> PROBLEM REQUIREMENTS
Can you retype the lines of the data below exactly, starting with the line that contains "cell-prev-children: a)b) [1759,1117,1914,1224]" and going on through the line that contains "cell-birthyear-bot [1116,848,1216,901]", with both of those lines included?

> Element box annotations
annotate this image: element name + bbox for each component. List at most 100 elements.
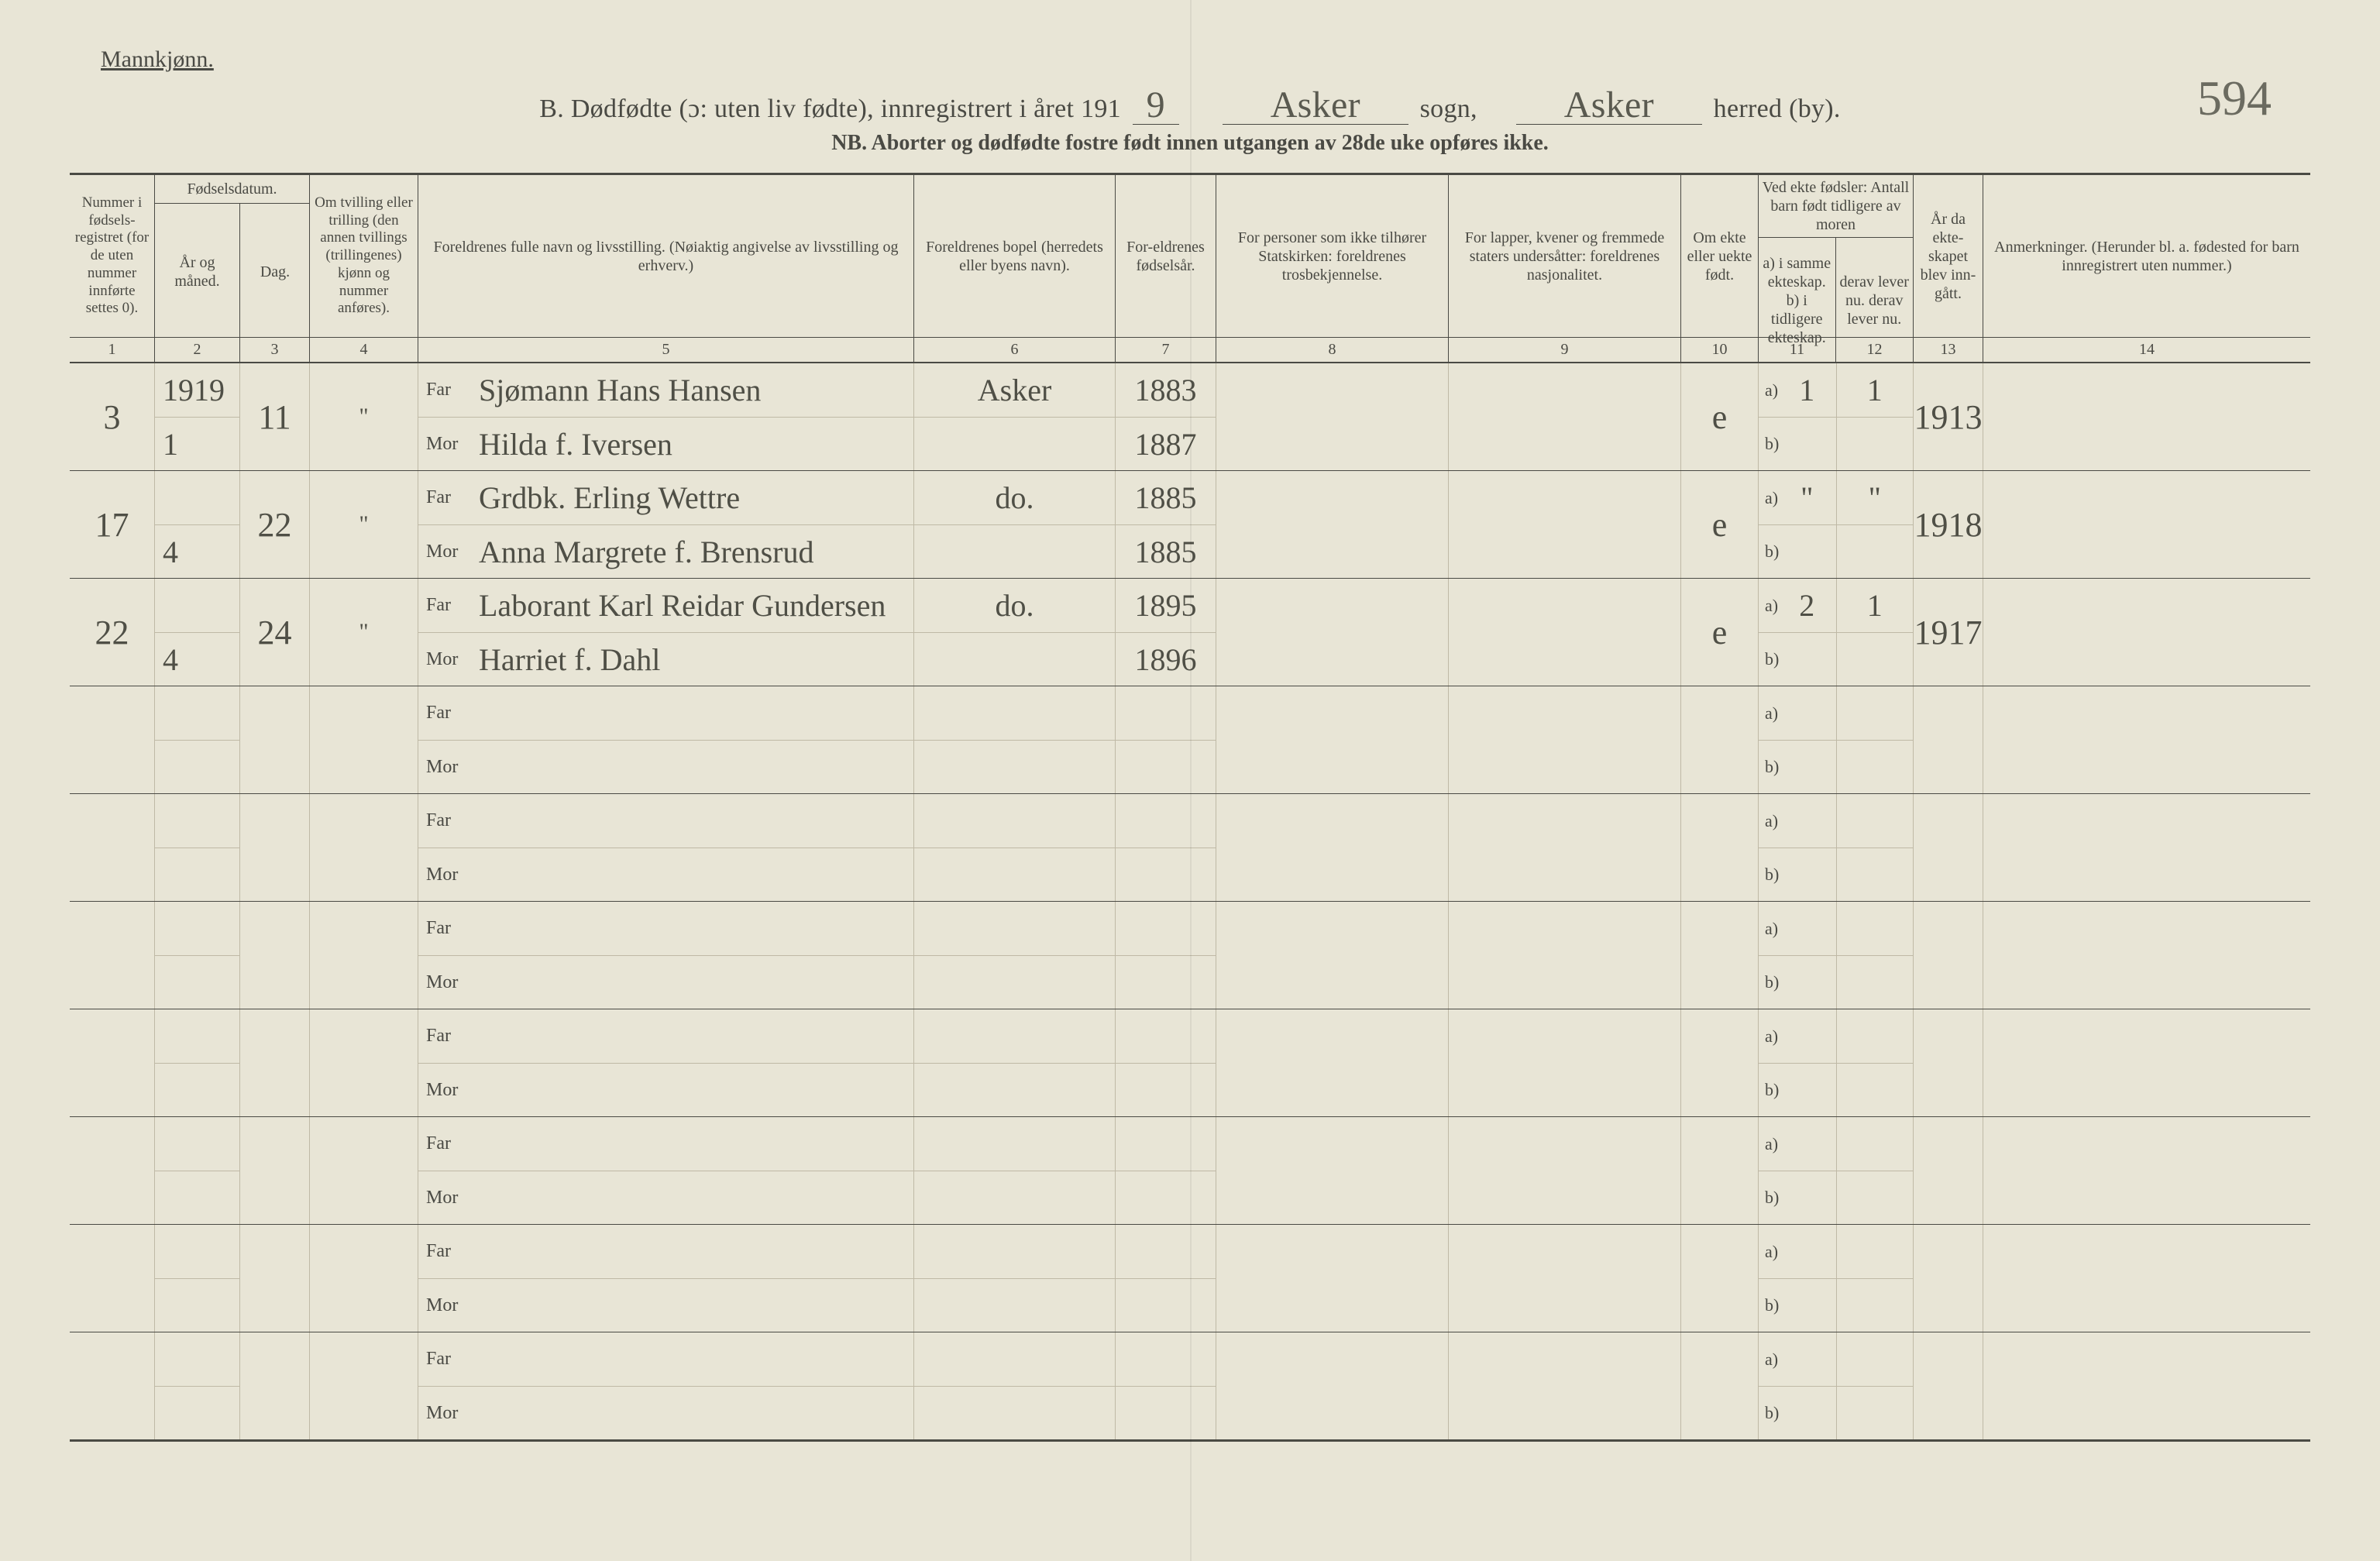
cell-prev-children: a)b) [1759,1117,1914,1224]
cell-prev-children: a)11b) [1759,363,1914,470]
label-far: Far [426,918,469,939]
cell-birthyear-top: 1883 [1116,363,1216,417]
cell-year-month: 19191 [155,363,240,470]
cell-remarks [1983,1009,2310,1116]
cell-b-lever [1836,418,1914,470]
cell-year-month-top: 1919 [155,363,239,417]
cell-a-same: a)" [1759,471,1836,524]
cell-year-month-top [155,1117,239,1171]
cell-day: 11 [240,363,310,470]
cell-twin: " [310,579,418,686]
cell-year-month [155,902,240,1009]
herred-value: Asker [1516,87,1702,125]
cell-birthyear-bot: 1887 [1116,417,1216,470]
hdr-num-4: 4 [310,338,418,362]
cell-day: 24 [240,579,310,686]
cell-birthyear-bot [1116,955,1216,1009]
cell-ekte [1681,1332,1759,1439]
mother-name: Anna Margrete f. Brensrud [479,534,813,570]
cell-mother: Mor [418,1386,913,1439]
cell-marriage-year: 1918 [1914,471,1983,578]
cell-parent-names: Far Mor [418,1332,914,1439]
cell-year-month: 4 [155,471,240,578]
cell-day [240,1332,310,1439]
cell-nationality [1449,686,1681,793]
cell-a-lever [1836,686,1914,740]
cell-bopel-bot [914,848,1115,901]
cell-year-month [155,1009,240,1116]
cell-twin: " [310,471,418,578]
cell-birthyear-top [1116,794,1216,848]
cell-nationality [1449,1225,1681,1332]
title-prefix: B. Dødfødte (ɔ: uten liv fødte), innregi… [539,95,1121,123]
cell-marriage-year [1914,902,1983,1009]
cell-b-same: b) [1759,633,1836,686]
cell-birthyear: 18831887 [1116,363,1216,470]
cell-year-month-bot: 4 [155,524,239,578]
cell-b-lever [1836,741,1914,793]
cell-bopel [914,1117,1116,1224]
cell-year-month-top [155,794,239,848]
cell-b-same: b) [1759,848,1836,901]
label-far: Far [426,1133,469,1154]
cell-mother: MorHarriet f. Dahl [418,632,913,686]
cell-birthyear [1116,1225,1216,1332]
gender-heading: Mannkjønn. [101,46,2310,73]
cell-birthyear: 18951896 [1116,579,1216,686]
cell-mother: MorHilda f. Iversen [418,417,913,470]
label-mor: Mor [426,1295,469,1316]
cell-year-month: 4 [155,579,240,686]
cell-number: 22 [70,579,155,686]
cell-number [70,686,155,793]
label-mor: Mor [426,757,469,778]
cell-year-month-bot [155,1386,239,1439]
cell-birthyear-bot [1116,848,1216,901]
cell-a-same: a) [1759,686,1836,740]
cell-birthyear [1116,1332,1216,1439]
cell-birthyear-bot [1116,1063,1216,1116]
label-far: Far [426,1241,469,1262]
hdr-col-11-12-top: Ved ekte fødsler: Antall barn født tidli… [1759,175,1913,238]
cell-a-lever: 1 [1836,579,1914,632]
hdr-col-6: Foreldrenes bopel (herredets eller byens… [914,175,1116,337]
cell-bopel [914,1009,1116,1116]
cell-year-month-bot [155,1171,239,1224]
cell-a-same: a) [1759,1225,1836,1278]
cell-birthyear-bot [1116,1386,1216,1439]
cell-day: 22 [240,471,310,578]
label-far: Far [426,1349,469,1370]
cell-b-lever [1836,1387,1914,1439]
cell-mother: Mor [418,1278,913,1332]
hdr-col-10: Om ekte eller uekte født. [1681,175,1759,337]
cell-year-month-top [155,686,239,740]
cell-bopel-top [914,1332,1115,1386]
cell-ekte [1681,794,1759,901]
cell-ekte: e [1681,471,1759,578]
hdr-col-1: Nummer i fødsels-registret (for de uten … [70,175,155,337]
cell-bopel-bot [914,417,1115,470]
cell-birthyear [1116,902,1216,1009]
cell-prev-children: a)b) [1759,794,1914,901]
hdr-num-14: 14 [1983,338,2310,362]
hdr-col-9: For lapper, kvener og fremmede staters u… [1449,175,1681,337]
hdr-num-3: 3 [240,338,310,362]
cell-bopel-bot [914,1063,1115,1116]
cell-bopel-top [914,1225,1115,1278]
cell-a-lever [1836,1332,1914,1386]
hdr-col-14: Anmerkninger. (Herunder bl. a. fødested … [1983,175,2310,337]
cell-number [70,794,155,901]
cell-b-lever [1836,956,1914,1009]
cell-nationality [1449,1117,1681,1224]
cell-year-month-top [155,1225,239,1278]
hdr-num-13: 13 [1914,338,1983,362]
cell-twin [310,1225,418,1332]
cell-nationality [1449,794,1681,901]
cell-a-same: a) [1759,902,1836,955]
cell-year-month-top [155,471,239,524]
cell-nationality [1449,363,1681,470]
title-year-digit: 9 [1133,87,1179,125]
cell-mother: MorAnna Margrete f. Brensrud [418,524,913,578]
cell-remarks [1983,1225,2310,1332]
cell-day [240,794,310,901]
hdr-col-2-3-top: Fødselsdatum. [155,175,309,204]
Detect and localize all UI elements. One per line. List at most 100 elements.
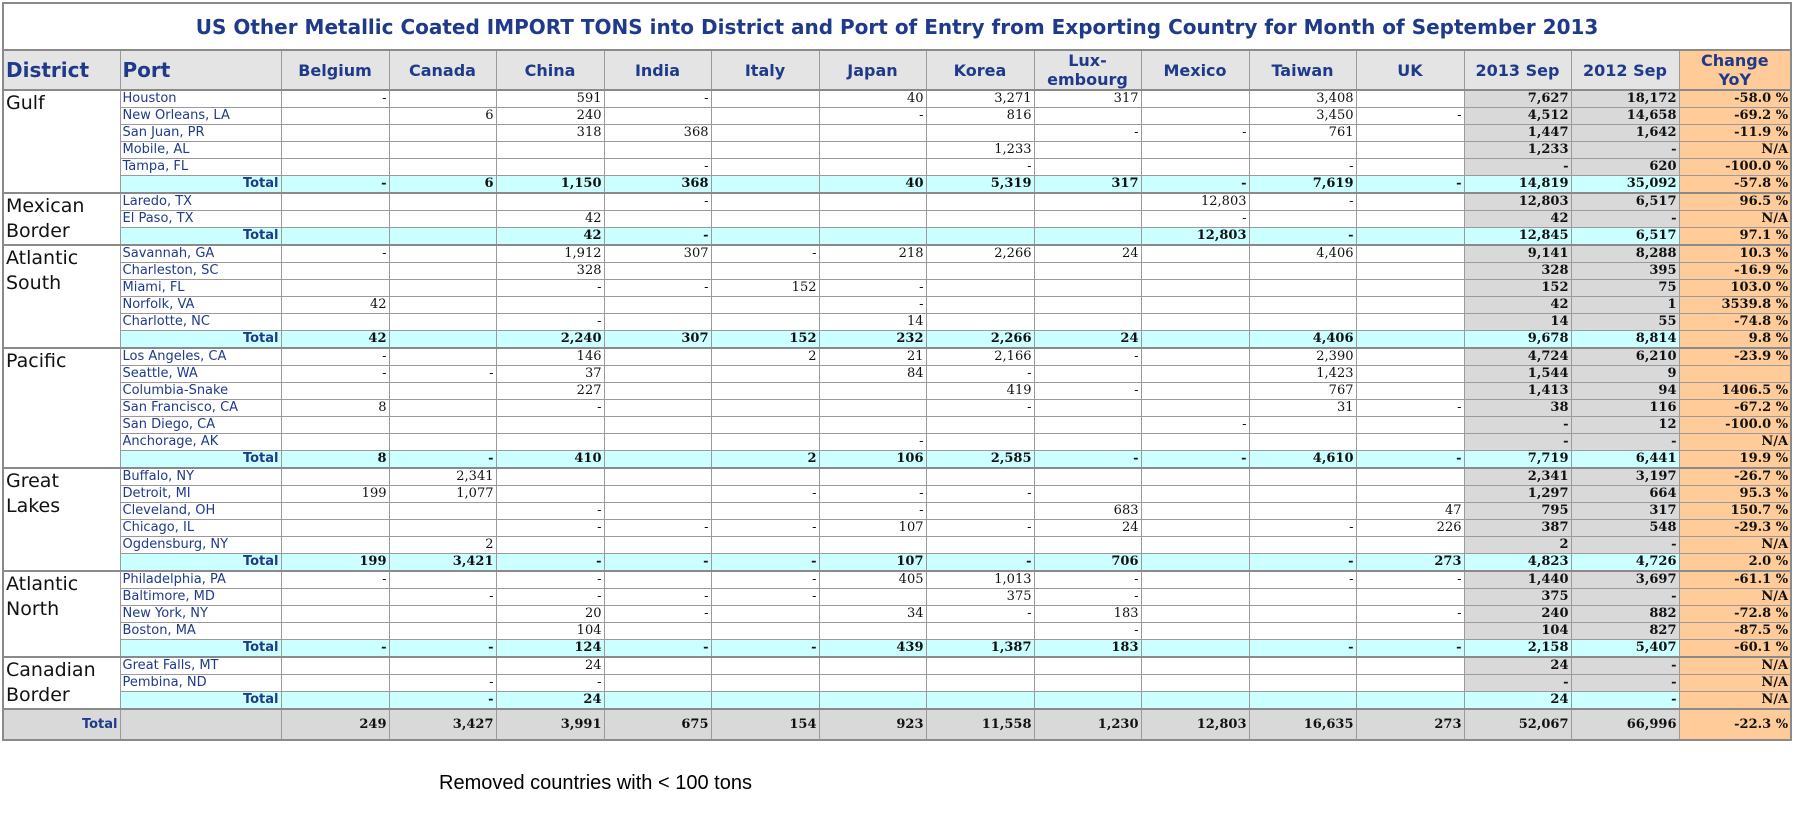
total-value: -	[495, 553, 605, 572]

> SOLVED PROBLEM
cell-prev-children: a)b) [1759,1117,1914,1224]
cell-prev-children: a)11b) [1759,363,1914,470]
label-far: Far [426,918,469,939]
cell-birthyear-top: 1883 [1116,363,1216,417]
cell-year-month: 19191 [155,363,240,470]
cell-remarks [1983,1009,2310,1116]
cell-b-lever [1836,418,1914,470]
cell-year-month-top: 1919 [155,363,239,417]
cell-a-same: a)" [1759,471,1836,524]
cell-year-month-top [155,1117,239,1171]
cell-day: 11 [240,363,310,470]
cell-twin: " [310,579,418,686]
cell-year-month [155,902,240,1009]
herred-value: Asker [1516,87,1702,125]
cell-birthyear-bot: 1887 [1116,417,1216,470]
hdr-num-4: 4 [310,338,418,362]
cell-day: 24 [240,579,310,686]
cell-birthyear-bot [1116,955,1216,1009]
cell-ekte [1681,1332,1759,1439]
mother-name: Anna Margrete f. Brensrud [479,534,813,570]
cell-mother: Mor [418,1386,913,1439]
cell-marriage-year: 1918 [1914,471,1983,578]
cell-parent-names: Far Mor [418,1332,914,1439]
cell-year-month: 4 [155,471,240,578]
cell-day [240,1332,310,1439]
cell-nationality [1449,686,1681,793]
cell-a-lever [1836,686,1914,740]
cell-bopel-bot [914,848,1115,901]
cell-year-month [155,1009,240,1116]
cell-twin: " [310,471,418,578]
cell-birthyear-top [1116,794,1216,848]
cell-nationality [1449,1225,1681,1332]
title-prefix: B. Dødfødte (ɔ: uten liv fødte), innregi… [539,95,1121,123]
cell-marriage-year [1914,902,1983,1009]
cell-b-same: b) [1759,633,1836,686]
cell-birthyear: 18831887 [1116,363,1216,470]
cell-year-month-bot: 4 [155,524,239,578]
cell-b-lever [1836,741,1914,793]
cell-bopel [914,1117,1116,1224]
cell-year-month-top [155,794,239,848]
cell-b-same: b) [1759,848,1836,901]
label-far: Far [426,1133,469,1154]
cell-mother: MorHarriet f. Dahl [418,632,913,686]
cell-birthyear [1116,1225,1216,1332]
gender-heading: Mannkjønn. [101,46,2310,73]
cell-birthyear: 18951896 [1116,579,1216,686]
cell-mother: MorHilda f. Iversen [418,417,913,470]
label-mor: Mor [426,1295,469,1316]
cell-year-month: 4 [155,579,240,686]
cell-number: 22 [70,579,155,686]
cell-number [70,686,155,793]
label-mor: Mor [426,757,469,778]
cell-year-month-bot [155,1386,239,1439]
cell-birthyear-bot [1116,848,1216,901]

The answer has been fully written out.